Exercise instructions: Using the listing below, please gather every line containing the word "file".
**** Recorded data
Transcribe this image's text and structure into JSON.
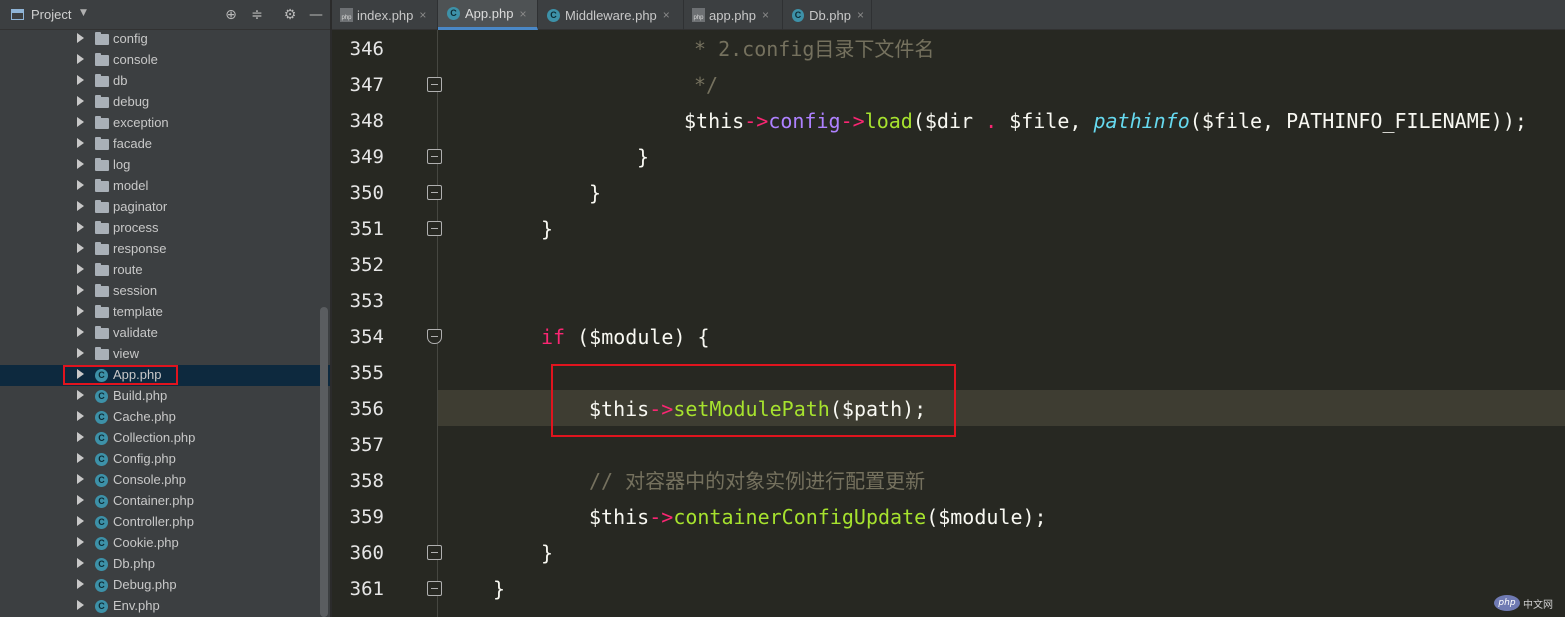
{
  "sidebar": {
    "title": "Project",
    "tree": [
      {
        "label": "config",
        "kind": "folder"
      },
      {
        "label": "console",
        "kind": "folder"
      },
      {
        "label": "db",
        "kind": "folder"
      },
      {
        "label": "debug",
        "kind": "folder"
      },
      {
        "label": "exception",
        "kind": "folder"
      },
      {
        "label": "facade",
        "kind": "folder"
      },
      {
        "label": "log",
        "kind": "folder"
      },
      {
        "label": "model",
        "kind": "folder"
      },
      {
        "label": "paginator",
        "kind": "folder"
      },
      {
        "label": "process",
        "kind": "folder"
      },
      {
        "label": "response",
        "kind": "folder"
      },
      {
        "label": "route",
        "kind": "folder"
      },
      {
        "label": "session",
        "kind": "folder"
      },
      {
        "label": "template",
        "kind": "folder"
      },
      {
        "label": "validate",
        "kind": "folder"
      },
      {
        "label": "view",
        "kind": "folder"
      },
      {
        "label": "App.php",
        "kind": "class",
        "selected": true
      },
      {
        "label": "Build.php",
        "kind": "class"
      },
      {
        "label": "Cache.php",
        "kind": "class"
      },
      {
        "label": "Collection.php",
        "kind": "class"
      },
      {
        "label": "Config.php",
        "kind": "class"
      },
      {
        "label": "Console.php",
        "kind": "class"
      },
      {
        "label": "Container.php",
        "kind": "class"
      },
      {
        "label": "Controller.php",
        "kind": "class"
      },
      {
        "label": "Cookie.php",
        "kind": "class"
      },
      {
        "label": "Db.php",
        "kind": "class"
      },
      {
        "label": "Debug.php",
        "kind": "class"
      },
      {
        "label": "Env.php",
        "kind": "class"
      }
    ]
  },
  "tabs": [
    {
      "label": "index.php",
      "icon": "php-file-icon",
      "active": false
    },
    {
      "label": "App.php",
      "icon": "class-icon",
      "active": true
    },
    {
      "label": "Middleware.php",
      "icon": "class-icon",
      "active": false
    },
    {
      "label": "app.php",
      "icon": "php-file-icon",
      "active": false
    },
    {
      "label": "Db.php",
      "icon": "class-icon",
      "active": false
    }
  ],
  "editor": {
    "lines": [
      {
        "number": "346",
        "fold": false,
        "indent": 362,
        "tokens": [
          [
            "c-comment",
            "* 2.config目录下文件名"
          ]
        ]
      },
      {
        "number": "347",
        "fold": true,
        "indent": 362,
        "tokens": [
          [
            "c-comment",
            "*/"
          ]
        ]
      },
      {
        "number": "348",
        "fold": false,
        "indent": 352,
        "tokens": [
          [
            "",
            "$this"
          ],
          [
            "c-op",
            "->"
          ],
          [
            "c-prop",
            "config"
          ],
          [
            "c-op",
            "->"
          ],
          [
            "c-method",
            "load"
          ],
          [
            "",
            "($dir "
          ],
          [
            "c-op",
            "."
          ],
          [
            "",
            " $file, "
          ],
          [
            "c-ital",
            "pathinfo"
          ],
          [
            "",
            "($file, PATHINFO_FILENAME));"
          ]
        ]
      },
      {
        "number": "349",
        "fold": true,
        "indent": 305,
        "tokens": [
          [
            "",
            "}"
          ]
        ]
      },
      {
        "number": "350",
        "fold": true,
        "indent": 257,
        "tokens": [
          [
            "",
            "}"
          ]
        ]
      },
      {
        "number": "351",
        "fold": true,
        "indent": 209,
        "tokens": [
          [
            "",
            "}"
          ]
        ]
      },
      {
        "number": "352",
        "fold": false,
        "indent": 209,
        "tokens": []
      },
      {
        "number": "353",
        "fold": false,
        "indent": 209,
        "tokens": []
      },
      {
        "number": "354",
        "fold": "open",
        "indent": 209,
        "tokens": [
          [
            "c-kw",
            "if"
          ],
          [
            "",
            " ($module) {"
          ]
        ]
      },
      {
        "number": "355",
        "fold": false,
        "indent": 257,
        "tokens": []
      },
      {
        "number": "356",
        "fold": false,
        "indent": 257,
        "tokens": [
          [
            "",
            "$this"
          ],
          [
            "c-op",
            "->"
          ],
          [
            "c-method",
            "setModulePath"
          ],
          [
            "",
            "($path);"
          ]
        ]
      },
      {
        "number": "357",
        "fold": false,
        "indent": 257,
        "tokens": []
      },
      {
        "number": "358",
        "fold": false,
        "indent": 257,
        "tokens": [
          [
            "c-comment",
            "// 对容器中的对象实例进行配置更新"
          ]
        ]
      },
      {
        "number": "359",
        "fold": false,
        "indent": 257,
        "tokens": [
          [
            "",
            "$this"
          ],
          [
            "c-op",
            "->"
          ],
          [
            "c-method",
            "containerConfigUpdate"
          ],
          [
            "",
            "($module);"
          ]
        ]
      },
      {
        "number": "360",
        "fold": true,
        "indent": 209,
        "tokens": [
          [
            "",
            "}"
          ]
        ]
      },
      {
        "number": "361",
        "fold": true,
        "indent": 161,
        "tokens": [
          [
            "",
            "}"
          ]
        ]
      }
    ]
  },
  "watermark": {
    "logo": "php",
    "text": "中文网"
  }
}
********
Completed exercise:
      "icon": "php-file-icon",
      "icon": "php-file-icon",
            " $file, "
            "($file, PATHINFO_FILENAME));"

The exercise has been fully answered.